> [Set problem]: Print every entry, word for word, and skip the images.

##### Records to process

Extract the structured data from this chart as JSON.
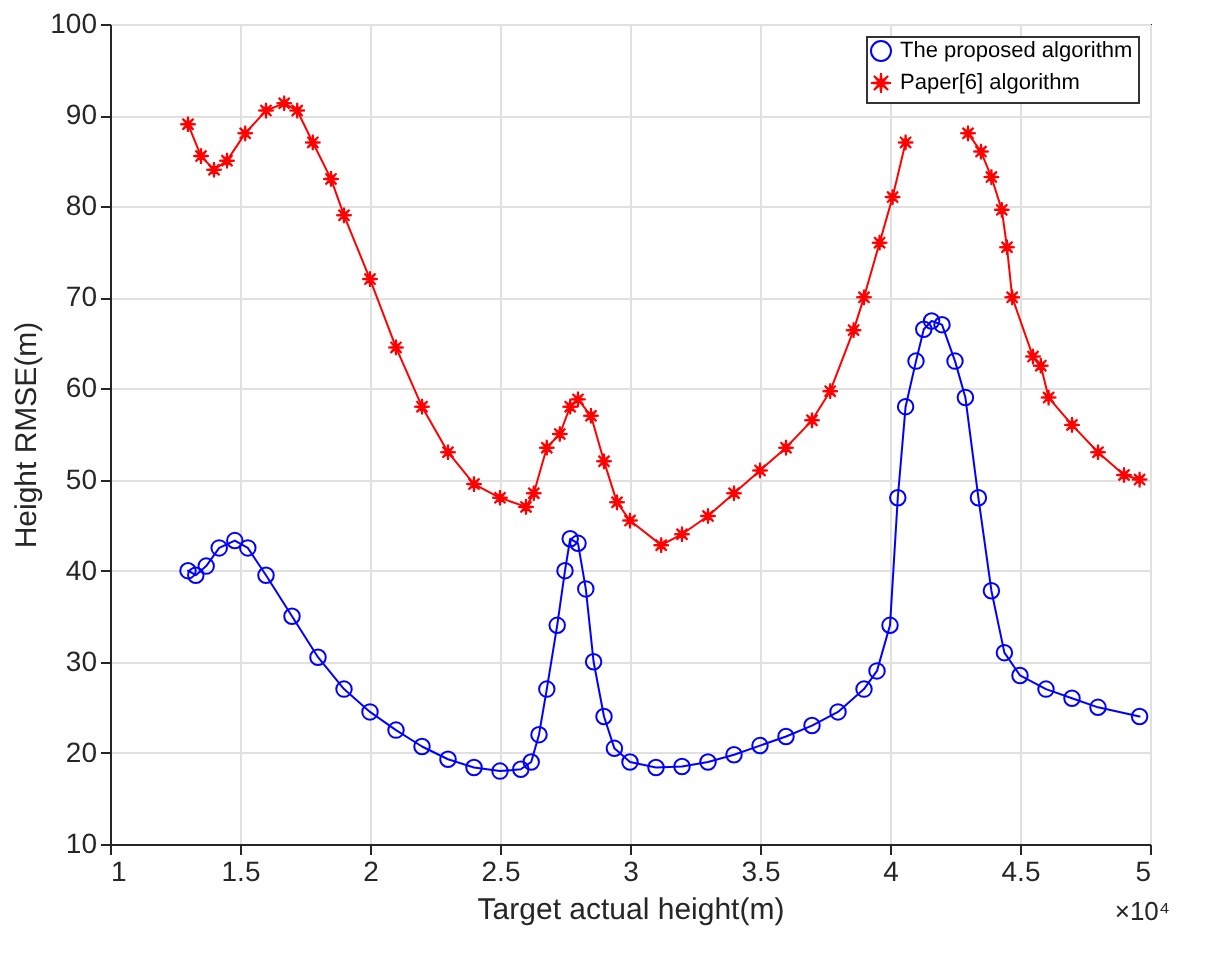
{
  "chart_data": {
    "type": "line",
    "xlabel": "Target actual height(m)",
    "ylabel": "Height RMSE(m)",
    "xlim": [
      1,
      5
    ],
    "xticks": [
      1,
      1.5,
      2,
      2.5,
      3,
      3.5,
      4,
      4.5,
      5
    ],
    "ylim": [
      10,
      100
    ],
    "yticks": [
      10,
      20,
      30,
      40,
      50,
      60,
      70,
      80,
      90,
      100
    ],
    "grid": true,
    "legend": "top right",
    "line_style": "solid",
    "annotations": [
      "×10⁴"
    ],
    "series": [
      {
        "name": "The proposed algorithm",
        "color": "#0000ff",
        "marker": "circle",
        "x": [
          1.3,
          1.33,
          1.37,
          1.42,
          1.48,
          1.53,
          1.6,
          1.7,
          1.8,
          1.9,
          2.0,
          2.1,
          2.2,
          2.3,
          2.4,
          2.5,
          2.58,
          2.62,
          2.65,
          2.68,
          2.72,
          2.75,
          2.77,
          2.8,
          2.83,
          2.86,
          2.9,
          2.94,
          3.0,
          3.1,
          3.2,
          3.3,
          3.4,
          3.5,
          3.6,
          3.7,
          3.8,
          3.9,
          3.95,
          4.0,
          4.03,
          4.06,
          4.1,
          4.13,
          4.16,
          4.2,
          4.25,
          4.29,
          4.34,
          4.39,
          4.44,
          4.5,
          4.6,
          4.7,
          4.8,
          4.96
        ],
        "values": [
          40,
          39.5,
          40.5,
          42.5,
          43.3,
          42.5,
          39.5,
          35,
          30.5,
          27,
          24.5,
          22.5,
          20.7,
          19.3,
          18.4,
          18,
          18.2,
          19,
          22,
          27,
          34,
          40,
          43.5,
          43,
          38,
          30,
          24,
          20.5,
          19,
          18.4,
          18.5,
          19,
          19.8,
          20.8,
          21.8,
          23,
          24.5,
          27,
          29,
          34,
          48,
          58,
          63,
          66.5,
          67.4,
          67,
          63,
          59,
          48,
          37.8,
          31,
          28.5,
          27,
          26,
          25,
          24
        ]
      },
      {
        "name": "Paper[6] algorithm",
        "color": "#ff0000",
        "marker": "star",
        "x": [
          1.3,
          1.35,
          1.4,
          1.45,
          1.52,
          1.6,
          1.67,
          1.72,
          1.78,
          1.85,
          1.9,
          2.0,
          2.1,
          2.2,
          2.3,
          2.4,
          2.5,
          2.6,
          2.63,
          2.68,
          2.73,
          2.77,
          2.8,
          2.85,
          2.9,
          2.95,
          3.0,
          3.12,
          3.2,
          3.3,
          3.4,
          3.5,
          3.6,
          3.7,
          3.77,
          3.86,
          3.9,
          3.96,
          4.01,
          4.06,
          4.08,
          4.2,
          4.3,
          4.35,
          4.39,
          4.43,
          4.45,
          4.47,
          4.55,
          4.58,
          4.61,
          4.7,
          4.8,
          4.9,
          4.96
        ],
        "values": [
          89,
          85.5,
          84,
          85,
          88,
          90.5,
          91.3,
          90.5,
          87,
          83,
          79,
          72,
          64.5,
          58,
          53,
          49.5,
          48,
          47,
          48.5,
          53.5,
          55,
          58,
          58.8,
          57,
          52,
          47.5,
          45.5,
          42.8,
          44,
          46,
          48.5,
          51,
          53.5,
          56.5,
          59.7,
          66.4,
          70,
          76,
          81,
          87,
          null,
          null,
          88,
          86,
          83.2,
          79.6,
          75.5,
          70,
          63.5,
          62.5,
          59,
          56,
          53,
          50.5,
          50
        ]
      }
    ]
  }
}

##########

> [Result]:
Extract the structured data from this chart as JSON.
{
  "chart_data": {
    "type": "line",
    "xlabel": "Target actual height(m)",
    "ylabel": "Height RMSE(m)",
    "xlim": [
      1,
      5
    ],
    "xticks": [
      1,
      1.5,
      2,
      2.5,
      3,
      3.5,
      4,
      4.5,
      5
    ],
    "ylim": [
      10,
      100
    ],
    "yticks": [
      10,
      20,
      30,
      40,
      50,
      60,
      70,
      80,
      90,
      100
    ],
    "grid": true,
    "legend": "top right",
    "line_style": "solid",
    "annotations": [
      "×10⁴"
    ],
    "series": [
      {
        "name": "The proposed algorithm",
        "color": "#0000ff",
        "marker": "circle",
        "x": [
          1.3,
          1.33,
          1.37,
          1.42,
          1.48,
          1.53,
          1.6,
          1.7,
          1.8,
          1.9,
          2.0,
          2.1,
          2.2,
          2.3,
          2.4,
          2.5,
          2.58,
          2.62,
          2.65,
          2.68,
          2.72,
          2.75,
          2.77,
          2.8,
          2.83,
          2.86,
          2.9,
          2.94,
          3.0,
          3.1,
          3.2,
          3.3,
          3.4,
          3.5,
          3.6,
          3.7,
          3.8,
          3.9,
          3.95,
          4.0,
          4.03,
          4.06,
          4.1,
          4.13,
          4.16,
          4.2,
          4.25,
          4.29,
          4.34,
          4.39,
          4.44,
          4.5,
          4.6,
          4.7,
          4.8,
          4.96
        ],
        "values": [
          40,
          39.5,
          40.5,
          42.5,
          43.3,
          42.5,
          39.5,
          35,
          30.5,
          27,
          24.5,
          22.5,
          20.7,
          19.3,
          18.4,
          18,
          18.2,
          19,
          22,
          27,
          34,
          40,
          43.5,
          43,
          38,
          30,
          24,
          20.5,
          19,
          18.4,
          18.5,
          19,
          19.8,
          20.8,
          21.8,
          23,
          24.5,
          27,
          29,
          34,
          48,
          58,
          63,
          66.5,
          67.4,
          67,
          63,
          59,
          48,
          37.8,
          31,
          28.5,
          27,
          26,
          25,
          24
        ]
      },
      {
        "name": "Paper[6] algorithm",
        "color": "#ff0000",
        "marker": "star",
        "x": [
          1.3,
          1.35,
          1.4,
          1.45,
          1.52,
          1.6,
          1.67,
          1.72,
          1.78,
          1.85,
          1.9,
          2.0,
          2.1,
          2.2,
          2.3,
          2.4,
          2.5,
          2.6,
          2.63,
          2.68,
          2.73,
          2.77,
          2.8,
          2.85,
          2.9,
          2.95,
          3.0,
          3.12,
          3.2,
          3.3,
          3.4,
          3.5,
          3.6,
          3.7,
          3.77,
          3.86,
          3.9,
          3.96,
          4.01,
          4.06,
          4.08,
          4.2,
          4.3,
          4.35,
          4.39,
          4.43,
          4.45,
          4.47,
          4.55,
          4.58,
          4.61,
          4.7,
          4.8,
          4.9,
          4.96
        ],
        "values": [
          89,
          85.5,
          84,
          85,
          88,
          90.5,
          91.3,
          90.5,
          87,
          83,
          79,
          72,
          64.5,
          58,
          53,
          49.5,
          48,
          47,
          48.5,
          53.5,
          55,
          58,
          58.8,
          57,
          52,
          47.5,
          45.5,
          42.8,
          44,
          46,
          48.5,
          51,
          53.5,
          56.5,
          59.7,
          66.4,
          70,
          76,
          81,
          87,
          null,
          null,
          88,
          86,
          83.2,
          79.6,
          75.5,
          70,
          63.5,
          62.5,
          59,
          56,
          53,
          50.5,
          50
        ]
      }
    ]
  }
}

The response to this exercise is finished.